- [Objective] Print the data exactly, leaving nothing out.

(Records from a collection)
==========

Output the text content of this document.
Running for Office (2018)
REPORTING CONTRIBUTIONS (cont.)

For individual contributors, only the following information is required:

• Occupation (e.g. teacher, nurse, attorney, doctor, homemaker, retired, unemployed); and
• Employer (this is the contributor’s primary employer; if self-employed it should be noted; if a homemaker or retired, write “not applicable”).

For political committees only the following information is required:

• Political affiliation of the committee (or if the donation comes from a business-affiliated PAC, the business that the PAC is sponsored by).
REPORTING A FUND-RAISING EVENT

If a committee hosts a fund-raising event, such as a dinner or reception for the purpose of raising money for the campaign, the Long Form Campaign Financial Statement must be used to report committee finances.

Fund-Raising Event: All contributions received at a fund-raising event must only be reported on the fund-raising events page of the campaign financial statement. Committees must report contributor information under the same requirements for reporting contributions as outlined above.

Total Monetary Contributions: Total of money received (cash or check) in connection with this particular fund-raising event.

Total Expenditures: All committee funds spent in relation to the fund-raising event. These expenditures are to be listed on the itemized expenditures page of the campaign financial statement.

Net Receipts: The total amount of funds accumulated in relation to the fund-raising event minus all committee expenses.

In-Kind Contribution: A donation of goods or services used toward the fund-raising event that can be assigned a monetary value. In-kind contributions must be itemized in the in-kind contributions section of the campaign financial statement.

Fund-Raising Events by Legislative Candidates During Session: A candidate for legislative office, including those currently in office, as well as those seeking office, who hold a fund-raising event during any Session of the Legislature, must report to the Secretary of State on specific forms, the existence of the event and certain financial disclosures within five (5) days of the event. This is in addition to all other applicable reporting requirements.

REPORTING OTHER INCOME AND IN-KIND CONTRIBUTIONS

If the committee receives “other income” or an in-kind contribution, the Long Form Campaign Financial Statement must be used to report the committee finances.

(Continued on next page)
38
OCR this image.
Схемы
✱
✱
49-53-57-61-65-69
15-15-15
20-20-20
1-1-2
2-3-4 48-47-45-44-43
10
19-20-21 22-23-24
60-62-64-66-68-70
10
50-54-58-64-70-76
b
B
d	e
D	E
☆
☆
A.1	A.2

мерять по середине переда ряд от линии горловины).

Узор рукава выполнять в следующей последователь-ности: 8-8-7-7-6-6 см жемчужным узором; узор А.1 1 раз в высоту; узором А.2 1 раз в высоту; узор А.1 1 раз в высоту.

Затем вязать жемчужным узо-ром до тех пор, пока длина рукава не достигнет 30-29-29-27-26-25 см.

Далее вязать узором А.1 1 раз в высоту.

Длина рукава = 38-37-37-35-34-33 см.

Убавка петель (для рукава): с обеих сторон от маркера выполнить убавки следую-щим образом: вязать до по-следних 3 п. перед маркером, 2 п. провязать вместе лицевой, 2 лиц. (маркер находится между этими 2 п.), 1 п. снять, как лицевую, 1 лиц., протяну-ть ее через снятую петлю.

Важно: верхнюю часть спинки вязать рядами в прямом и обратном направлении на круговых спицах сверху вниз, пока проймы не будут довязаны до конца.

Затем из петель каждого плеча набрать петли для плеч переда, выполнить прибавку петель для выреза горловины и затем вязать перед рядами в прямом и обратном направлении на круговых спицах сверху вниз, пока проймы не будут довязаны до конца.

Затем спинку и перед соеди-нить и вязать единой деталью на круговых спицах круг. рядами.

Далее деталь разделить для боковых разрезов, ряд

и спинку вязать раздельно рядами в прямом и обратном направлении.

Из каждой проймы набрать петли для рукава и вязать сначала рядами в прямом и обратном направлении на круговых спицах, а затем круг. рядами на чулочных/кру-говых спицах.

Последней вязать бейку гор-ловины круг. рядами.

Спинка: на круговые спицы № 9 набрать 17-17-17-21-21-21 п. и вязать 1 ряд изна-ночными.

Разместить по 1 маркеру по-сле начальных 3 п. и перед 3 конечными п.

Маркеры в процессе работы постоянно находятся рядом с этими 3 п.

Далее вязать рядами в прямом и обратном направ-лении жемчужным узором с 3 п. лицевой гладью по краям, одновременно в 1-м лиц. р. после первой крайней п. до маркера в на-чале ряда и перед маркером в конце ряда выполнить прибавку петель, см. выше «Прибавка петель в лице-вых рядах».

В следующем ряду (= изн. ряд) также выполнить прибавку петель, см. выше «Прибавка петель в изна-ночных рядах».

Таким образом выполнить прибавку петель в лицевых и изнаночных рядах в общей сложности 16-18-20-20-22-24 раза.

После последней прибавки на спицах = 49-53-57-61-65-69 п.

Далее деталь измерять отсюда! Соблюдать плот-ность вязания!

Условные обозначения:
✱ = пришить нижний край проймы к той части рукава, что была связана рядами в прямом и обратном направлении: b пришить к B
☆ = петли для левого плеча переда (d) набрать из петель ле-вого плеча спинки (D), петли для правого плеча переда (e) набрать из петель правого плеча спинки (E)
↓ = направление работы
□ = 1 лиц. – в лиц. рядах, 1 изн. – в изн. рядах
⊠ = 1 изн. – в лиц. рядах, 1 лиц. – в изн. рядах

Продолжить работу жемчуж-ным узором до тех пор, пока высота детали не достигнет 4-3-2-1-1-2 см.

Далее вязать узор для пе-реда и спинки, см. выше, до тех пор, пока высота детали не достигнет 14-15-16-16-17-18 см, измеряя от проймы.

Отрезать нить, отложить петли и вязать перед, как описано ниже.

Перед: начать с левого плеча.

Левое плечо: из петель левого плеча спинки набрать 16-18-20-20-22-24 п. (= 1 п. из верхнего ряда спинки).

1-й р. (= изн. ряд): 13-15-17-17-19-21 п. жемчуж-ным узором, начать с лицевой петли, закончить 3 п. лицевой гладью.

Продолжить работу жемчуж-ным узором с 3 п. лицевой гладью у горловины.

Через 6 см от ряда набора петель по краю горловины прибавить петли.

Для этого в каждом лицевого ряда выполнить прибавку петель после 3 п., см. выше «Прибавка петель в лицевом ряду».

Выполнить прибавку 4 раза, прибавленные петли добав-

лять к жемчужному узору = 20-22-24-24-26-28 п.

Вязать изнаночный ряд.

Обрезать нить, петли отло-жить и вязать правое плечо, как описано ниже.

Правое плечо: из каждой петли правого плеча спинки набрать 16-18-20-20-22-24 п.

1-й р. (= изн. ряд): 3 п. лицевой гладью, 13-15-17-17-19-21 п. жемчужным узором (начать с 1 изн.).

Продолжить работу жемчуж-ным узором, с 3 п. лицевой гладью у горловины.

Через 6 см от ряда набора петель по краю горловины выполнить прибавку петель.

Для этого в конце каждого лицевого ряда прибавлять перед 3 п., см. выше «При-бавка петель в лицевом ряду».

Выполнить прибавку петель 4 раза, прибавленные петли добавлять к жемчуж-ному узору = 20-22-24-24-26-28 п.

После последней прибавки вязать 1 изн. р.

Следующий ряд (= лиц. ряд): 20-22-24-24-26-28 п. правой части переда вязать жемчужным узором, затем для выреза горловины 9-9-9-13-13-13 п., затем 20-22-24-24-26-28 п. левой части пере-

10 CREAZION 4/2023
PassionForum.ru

==========

- [Response to the exercise]
Output the text content of this document.
Running for Office (2018)
REPORTING CONTRIBUTIONS (cont.)

For individual contributors, only the following information is required:

• Occupation (e.g. teacher, nurse, attorney, doctor, homemaker, retired, unemployed); and
• Employer (this is the contributor’s primary employer; if self-employed it should be noted; if a homemaker or retired, write “not applicable”).

For political committees only the following information is required:

• Political affiliation of the committee (or if the donation comes from a business-affiliated PAC, the business that the PAC is sponsored by).
REPORTING A FUND-RAISING EVENT

If a committee hosts a fund-raising event, such as a dinner or reception for the purpose of raising money for the campaign, the Long Form Campaign Financial Statement must be used to report committee finances.

Fund-Raising Event: All contributions received at a fund-raising event must only be reported on the fund-raising events page of the campaign financial statement. Committees must report contributor information under the same requirements for reporting contributions as outlined above.

Total Monetary Contributions: Total of money received (cash or check) in connection with this particular fund-raising event.

Total Expenditures: All committee funds spent in relation to the fund-raising event. These expenditures are to be listed on the itemized expenditures page of the campaign financial statement.

Net Receipts: The total amount of funds accumulated in relation to the fund-raising event minus all committee expenses.

In-Kind Contribution: A donation of goods or services used toward the fund-raising event that can be assigned a monetary value. In-kind contributions must be itemized in the in-kind contributions section of the campaign financial statement.

Fund-Raising Events by Legislative Candidates During Session: A candidate for legislative office, including those currently in office, as well as those seeking office, who hold a fund-raising event during any Session of the Legislature, must report to the Secretary of State on specific forms, the existence of the event and certain financial disclosures within five (5) days of the event. This is in addition to all other applicable reporting requirements.

REPORTING OTHER INCOME AND IN-KIND CONTRIBUTIONS

If the committee receives “other income” or an in-kind contribution, the Long Form Campaign Financial Statement must be used to report the committee finances.

(Continued on next page)
38
OCR this image.
Схемы
✱
✱
49-53-57-61-65-69
15-15-15
20-20-20
1-1-2
2-3-4 48-47-45-44-43
10
19-20-21 22-23-24
60-62-64-66-68-70
10
50-54-58-64-70-76
b
B
d	e
D	E
☆
☆
A.1	A.2

мерять по середине переда ряд от линии горловины).

Узор рукава выполнять в следующей последователь-ности: 8-8-7-7-6-6 см жемчужным узором; узор А.1 1 раз в высоту; узором А.2 1 раз в высоту; узор А.1 1 раз в высоту.

Затем вязать жемчужным узо-ром до тех пор, пока длина рукава не достигнет 30-29-29-27-26-25 см.

Далее вязать узором А.1 1 раз в высоту.

Длина рукава = 38-37-37-35-34-33 см.

Убавка петель (для рукава): с обеих сторон от маркера выполнить убавки следую-щим образом: вязать до по-следних 3 п. перед маркером, 2 п. провязать вместе лицевой, 2 лиц. (маркер находится между этими 2 п.), 1 п. снять, как лицевую, 1 лиц., протяну-ть ее через снятую петлю.

Важно: верхнюю часть спинки вязать рядами в прямом и обратном направлении на круговых спицах сверху вниз, пока проймы не будут довязаны до конца.

Затем из петель каждого плеча набрать петли для плеч переда, выполнить прибавку петель для выреза горловины и затем вязать перед рядами в прямом и обратном направлении на круговых спицах сверху вниз, пока проймы не будут довязаны до конца.

Затем спинку и перед соеди-нить и вязать единой деталью на круговых спицах круг. рядами.

Далее деталь разделить для боковых разрезов, ряд

и спинку вязать раздельно рядами в прямом и обратном направлении.

Из каждой проймы набрать петли для рукава и вязать сначала рядами в прямом и обратном направлении на круговых спицах, а затем круг. рядами на чулочных/кру-говых спицах.

Последней вязать бейку гор-ловины круг. рядами.

Спинка: на круговые спицы № 9 набрать 17-17-17-21-21-21 п. и вязать 1 ряд изна-ночными.

Разместить по 1 маркеру по-сле начальных 3 п. и перед 3 конечными п.

Маркеры в процессе работы постоянно находятся рядом с этими 3 п.

Далее вязать рядами в прямом и обратном направ-лении жемчужным узором с 3 п. лицевой гладью по краям, одновременно в 1-м лиц. р. после первой крайней п. до маркера в на-чале ряда и перед маркером в конце ряда выполнить прибавку петель, см. выше «Прибавка петель в лице-вых рядах».

В следующем ряду (= изн. ряд) также выполнить прибавку петель, см. выше «Прибавка петель в изна-ночных рядах».

Таким образом выполнить прибавку петель в лицевых и изнаночных рядах в общей сложности 16-18-20-20-22-24 раза.

После последней прибавки на спицах = 49-53-57-61-65-69 п.

Далее деталь измерять отсюда! Соблюдать плот-ность вязания!

Условные обозначения:
✱ = пришить нижний край проймы к той части рукава, что была связана рядами в прямом и обратном направлении: b пришить к B
☆ = петли для левого плеча переда (d) набрать из петель ле-вого плеча спинки (D), петли для правого плеча переда (e) набрать из петель правого плеча спинки (E)
↓ = направление работы
□ = 1 лиц. – в лиц. рядах, 1 изн. – в изн. рядах
⊠ = 1 изн. – в лиц. рядах, 1 лиц. – в изн. рядах

Продолжить работу жемчуж-ным узором до тех пор, пока высота детали не достигнет 4-3-2-1-1-2 см.

Далее вязать узор для пе-реда и спинки, см. выше, до тех пор, пока высота детали не достигнет 14-15-16-16-17-18 см, измеряя от проймы.

Отрезать нить, отложить петли и вязать перед, как описано ниже.

Перед: начать с левого плеча.

Левое плечо: из петель левого плеча спинки набрать 16-18-20-20-22-24 п. (= 1 п. из верхнего ряда спинки).

1-й р. (= изн. ряд): 13-15-17-17-19-21 п. жемчуж-ным узором, начать с лицевой петли, закончить 3 п. лицевой гладью.

Продолжить работу жемчуж-ным узором с 3 п. лицевой гладью у горловины.

Через 6 см от ряда набора петель по краю горловины прибавить петли.

Для этого в каждом лицевого ряда выполнить прибавку петель после 3 п., см. выше «Прибавка петель в лицевом ряду».

Выполнить прибавку 4 раза, прибавленные петли добав-

лять к жемчужному узору = 20-22-24-24-26-28 п.

Вязать изнаночный ряд.

Обрезать нить, петли отло-жить и вязать правое плечо, как описано ниже.

Правое плечо: из каждой петли правого плеча спинки набрать 16-18-20-20-22-24 п.

1-й р. (= изн. ряд): 3 п. лицевой гладью, 13-15-17-17-19-21 п. жемчужным узором (начать с 1 изн.).

Продолжить работу жемчуж-ным узором, с 3 п. лицевой гладью у горловины.

Через 6 см от ряда набора петель по краю горловины выполнить прибавку петель.

Для этого в конце каждого лицевого ряда прибавлять перед 3 п., см. выше «При-бавка петель в лицевом ряду».

Выполнить прибавку петель 4 раза, прибавленные петли добавлять к жемчуж-ному узору = 20-22-24-24-26-28 п.

После последней прибавки вязать 1 изн. р.

Следующий ряд (= лиц. ряд): 20-22-24-24-26-28 п. правой части переда вязать жемчужным узором, затем для выреза горловины 9-9-9-13-13-13 п., затем 20-22-24-24-26-28 п. левой части пере-

10 CREAZION 4/2023
PassionForum.ru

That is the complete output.